REQUIREMENT
Write the data out again, character for character, with no images.
————
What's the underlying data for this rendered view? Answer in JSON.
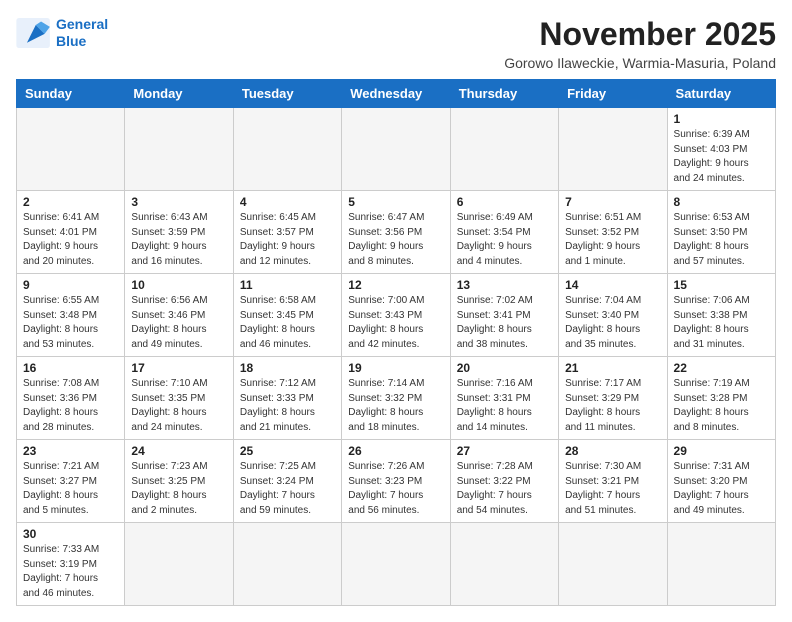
{
  "header": {
    "logo_line1": "General",
    "logo_line2": "Blue",
    "month": "November 2025",
    "location": "Gorowo Ilaweckie, Warmia-Masuria, Poland"
  },
  "weekdays": [
    "Sunday",
    "Monday",
    "Tuesday",
    "Wednesday",
    "Thursday",
    "Friday",
    "Saturday"
  ],
  "days": [
    {
      "date": "",
      "info": ""
    },
    {
      "date": "",
      "info": ""
    },
    {
      "date": "",
      "info": ""
    },
    {
      "date": "",
      "info": ""
    },
    {
      "date": "",
      "info": ""
    },
    {
      "date": "",
      "info": ""
    },
    {
      "date": "1",
      "info": "Sunrise: 6:39 AM\nSunset: 4:03 PM\nDaylight: 9 hours\nand 24 minutes."
    },
    {
      "date": "2",
      "info": "Sunrise: 6:41 AM\nSunset: 4:01 PM\nDaylight: 9 hours\nand 20 minutes."
    },
    {
      "date": "3",
      "info": "Sunrise: 6:43 AM\nSunset: 3:59 PM\nDaylight: 9 hours\nand 16 minutes."
    },
    {
      "date": "4",
      "info": "Sunrise: 6:45 AM\nSunset: 3:57 PM\nDaylight: 9 hours\nand 12 minutes."
    },
    {
      "date": "5",
      "info": "Sunrise: 6:47 AM\nSunset: 3:56 PM\nDaylight: 9 hours\nand 8 minutes."
    },
    {
      "date": "6",
      "info": "Sunrise: 6:49 AM\nSunset: 3:54 PM\nDaylight: 9 hours\nand 4 minutes."
    },
    {
      "date": "7",
      "info": "Sunrise: 6:51 AM\nSunset: 3:52 PM\nDaylight: 9 hours\nand 1 minute."
    },
    {
      "date": "8",
      "info": "Sunrise: 6:53 AM\nSunset: 3:50 PM\nDaylight: 8 hours\nand 57 minutes."
    },
    {
      "date": "9",
      "info": "Sunrise: 6:55 AM\nSunset: 3:48 PM\nDaylight: 8 hours\nand 53 minutes."
    },
    {
      "date": "10",
      "info": "Sunrise: 6:56 AM\nSunset: 3:46 PM\nDaylight: 8 hours\nand 49 minutes."
    },
    {
      "date": "11",
      "info": "Sunrise: 6:58 AM\nSunset: 3:45 PM\nDaylight: 8 hours\nand 46 minutes."
    },
    {
      "date": "12",
      "info": "Sunrise: 7:00 AM\nSunset: 3:43 PM\nDaylight: 8 hours\nand 42 minutes."
    },
    {
      "date": "13",
      "info": "Sunrise: 7:02 AM\nSunset: 3:41 PM\nDaylight: 8 hours\nand 38 minutes."
    },
    {
      "date": "14",
      "info": "Sunrise: 7:04 AM\nSunset: 3:40 PM\nDaylight: 8 hours\nand 35 minutes."
    },
    {
      "date": "15",
      "info": "Sunrise: 7:06 AM\nSunset: 3:38 PM\nDaylight: 8 hours\nand 31 minutes."
    },
    {
      "date": "16",
      "info": "Sunrise: 7:08 AM\nSunset: 3:36 PM\nDaylight: 8 hours\nand 28 minutes."
    },
    {
      "date": "17",
      "info": "Sunrise: 7:10 AM\nSunset: 3:35 PM\nDaylight: 8 hours\nand 24 minutes."
    },
    {
      "date": "18",
      "info": "Sunrise: 7:12 AM\nSunset: 3:33 PM\nDaylight: 8 hours\nand 21 minutes."
    },
    {
      "date": "19",
      "info": "Sunrise: 7:14 AM\nSunset: 3:32 PM\nDaylight: 8 hours\nand 18 minutes."
    },
    {
      "date": "20",
      "info": "Sunrise: 7:16 AM\nSunset: 3:31 PM\nDaylight: 8 hours\nand 14 minutes."
    },
    {
      "date": "21",
      "info": "Sunrise: 7:17 AM\nSunset: 3:29 PM\nDaylight: 8 hours\nand 11 minutes."
    },
    {
      "date": "22",
      "info": "Sunrise: 7:19 AM\nSunset: 3:28 PM\nDaylight: 8 hours\nand 8 minutes."
    },
    {
      "date": "23",
      "info": "Sunrise: 7:21 AM\nSunset: 3:27 PM\nDaylight: 8 hours\nand 5 minutes."
    },
    {
      "date": "24",
      "info": "Sunrise: 7:23 AM\nSunset: 3:25 PM\nDaylight: 8 hours\nand 2 minutes."
    },
    {
      "date": "25",
      "info": "Sunrise: 7:25 AM\nSunset: 3:24 PM\nDaylight: 7 hours\nand 59 minutes."
    },
    {
      "date": "26",
      "info": "Sunrise: 7:26 AM\nSunset: 3:23 PM\nDaylight: 7 hours\nand 56 minutes."
    },
    {
      "date": "27",
      "info": "Sunrise: 7:28 AM\nSunset: 3:22 PM\nDaylight: 7 hours\nand 54 minutes."
    },
    {
      "date": "28",
      "info": "Sunrise: 7:30 AM\nSunset: 3:21 PM\nDaylight: 7 hours\nand 51 minutes."
    },
    {
      "date": "29",
      "info": "Sunrise: 7:31 AM\nSunset: 3:20 PM\nDaylight: 7 hours\nand 49 minutes."
    },
    {
      "date": "30",
      "info": "Sunrise: 7:33 AM\nSunset: 3:19 PM\nDaylight: 7 hours\nand 46 minutes."
    },
    {
      "date": "",
      "info": ""
    },
    {
      "date": "",
      "info": ""
    },
    {
      "date": "",
      "info": ""
    },
    {
      "date": "",
      "info": ""
    },
    {
      "date": "",
      "info": ""
    },
    {
      "date": "",
      "info": ""
    }
  ]
}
————
RESULT OF THE TASK
What's the underlying data for this rendered view? Answer in JSON.
{
  "header": {
    "logo_line1": "General",
    "logo_line2": "Blue",
    "month": "November 2025",
    "location": "Gorowo Ilaweckie, Warmia-Masuria, Poland"
  },
  "weekdays": [
    "Sunday",
    "Monday",
    "Tuesday",
    "Wednesday",
    "Thursday",
    "Friday",
    "Saturday"
  ],
  "days": [
    {
      "date": "",
      "info": ""
    },
    {
      "date": "",
      "info": ""
    },
    {
      "date": "",
      "info": ""
    },
    {
      "date": "",
      "info": ""
    },
    {
      "date": "",
      "info": ""
    },
    {
      "date": "",
      "info": ""
    },
    {
      "date": "1",
      "info": "Sunrise: 6:39 AM\nSunset: 4:03 PM\nDaylight: 9 hours\nand 24 minutes."
    },
    {
      "date": "2",
      "info": "Sunrise: 6:41 AM\nSunset: 4:01 PM\nDaylight: 9 hours\nand 20 minutes."
    },
    {
      "date": "3",
      "info": "Sunrise: 6:43 AM\nSunset: 3:59 PM\nDaylight: 9 hours\nand 16 minutes."
    },
    {
      "date": "4",
      "info": "Sunrise: 6:45 AM\nSunset: 3:57 PM\nDaylight: 9 hours\nand 12 minutes."
    },
    {
      "date": "5",
      "info": "Sunrise: 6:47 AM\nSunset: 3:56 PM\nDaylight: 9 hours\nand 8 minutes."
    },
    {
      "date": "6",
      "info": "Sunrise: 6:49 AM\nSunset: 3:54 PM\nDaylight: 9 hours\nand 4 minutes."
    },
    {
      "date": "7",
      "info": "Sunrise: 6:51 AM\nSunset: 3:52 PM\nDaylight: 9 hours\nand 1 minute."
    },
    {
      "date": "8",
      "info": "Sunrise: 6:53 AM\nSunset: 3:50 PM\nDaylight: 8 hours\nand 57 minutes."
    },
    {
      "date": "9",
      "info": "Sunrise: 6:55 AM\nSunset: 3:48 PM\nDaylight: 8 hours\nand 53 minutes."
    },
    {
      "date": "10",
      "info": "Sunrise: 6:56 AM\nSunset: 3:46 PM\nDaylight: 8 hours\nand 49 minutes."
    },
    {
      "date": "11",
      "info": "Sunrise: 6:58 AM\nSunset: 3:45 PM\nDaylight: 8 hours\nand 46 minutes."
    },
    {
      "date": "12",
      "info": "Sunrise: 7:00 AM\nSunset: 3:43 PM\nDaylight: 8 hours\nand 42 minutes."
    },
    {
      "date": "13",
      "info": "Sunrise: 7:02 AM\nSunset: 3:41 PM\nDaylight: 8 hours\nand 38 minutes."
    },
    {
      "date": "14",
      "info": "Sunrise: 7:04 AM\nSunset: 3:40 PM\nDaylight: 8 hours\nand 35 minutes."
    },
    {
      "date": "15",
      "info": "Sunrise: 7:06 AM\nSunset: 3:38 PM\nDaylight: 8 hours\nand 31 minutes."
    },
    {
      "date": "16",
      "info": "Sunrise: 7:08 AM\nSunset: 3:36 PM\nDaylight: 8 hours\nand 28 minutes."
    },
    {
      "date": "17",
      "info": "Sunrise: 7:10 AM\nSunset: 3:35 PM\nDaylight: 8 hours\nand 24 minutes."
    },
    {
      "date": "18",
      "info": "Sunrise: 7:12 AM\nSunset: 3:33 PM\nDaylight: 8 hours\nand 21 minutes."
    },
    {
      "date": "19",
      "info": "Sunrise: 7:14 AM\nSunset: 3:32 PM\nDaylight: 8 hours\nand 18 minutes."
    },
    {
      "date": "20",
      "info": "Sunrise: 7:16 AM\nSunset: 3:31 PM\nDaylight: 8 hours\nand 14 minutes."
    },
    {
      "date": "21",
      "info": "Sunrise: 7:17 AM\nSunset: 3:29 PM\nDaylight: 8 hours\nand 11 minutes."
    },
    {
      "date": "22",
      "info": "Sunrise: 7:19 AM\nSunset: 3:28 PM\nDaylight: 8 hours\nand 8 minutes."
    },
    {
      "date": "23",
      "info": "Sunrise: 7:21 AM\nSunset: 3:27 PM\nDaylight: 8 hours\nand 5 minutes."
    },
    {
      "date": "24",
      "info": "Sunrise: 7:23 AM\nSunset: 3:25 PM\nDaylight: 8 hours\nand 2 minutes."
    },
    {
      "date": "25",
      "info": "Sunrise: 7:25 AM\nSunset: 3:24 PM\nDaylight: 7 hours\nand 59 minutes."
    },
    {
      "date": "26",
      "info": "Sunrise: 7:26 AM\nSunset: 3:23 PM\nDaylight: 7 hours\nand 56 minutes."
    },
    {
      "date": "27",
      "info": "Sunrise: 7:28 AM\nSunset: 3:22 PM\nDaylight: 7 hours\nand 54 minutes."
    },
    {
      "date": "28",
      "info": "Sunrise: 7:30 AM\nSunset: 3:21 PM\nDaylight: 7 hours\nand 51 minutes."
    },
    {
      "date": "29",
      "info": "Sunrise: 7:31 AM\nSunset: 3:20 PM\nDaylight: 7 hours\nand 49 minutes."
    },
    {
      "date": "30",
      "info": "Sunrise: 7:33 AM\nSunset: 3:19 PM\nDaylight: 7 hours\nand 46 minutes."
    },
    {
      "date": "",
      "info": ""
    },
    {
      "date": "",
      "info": ""
    },
    {
      "date": "",
      "info": ""
    },
    {
      "date": "",
      "info": ""
    },
    {
      "date": "",
      "info": ""
    },
    {
      "date": "",
      "info": ""
    }
  ]
}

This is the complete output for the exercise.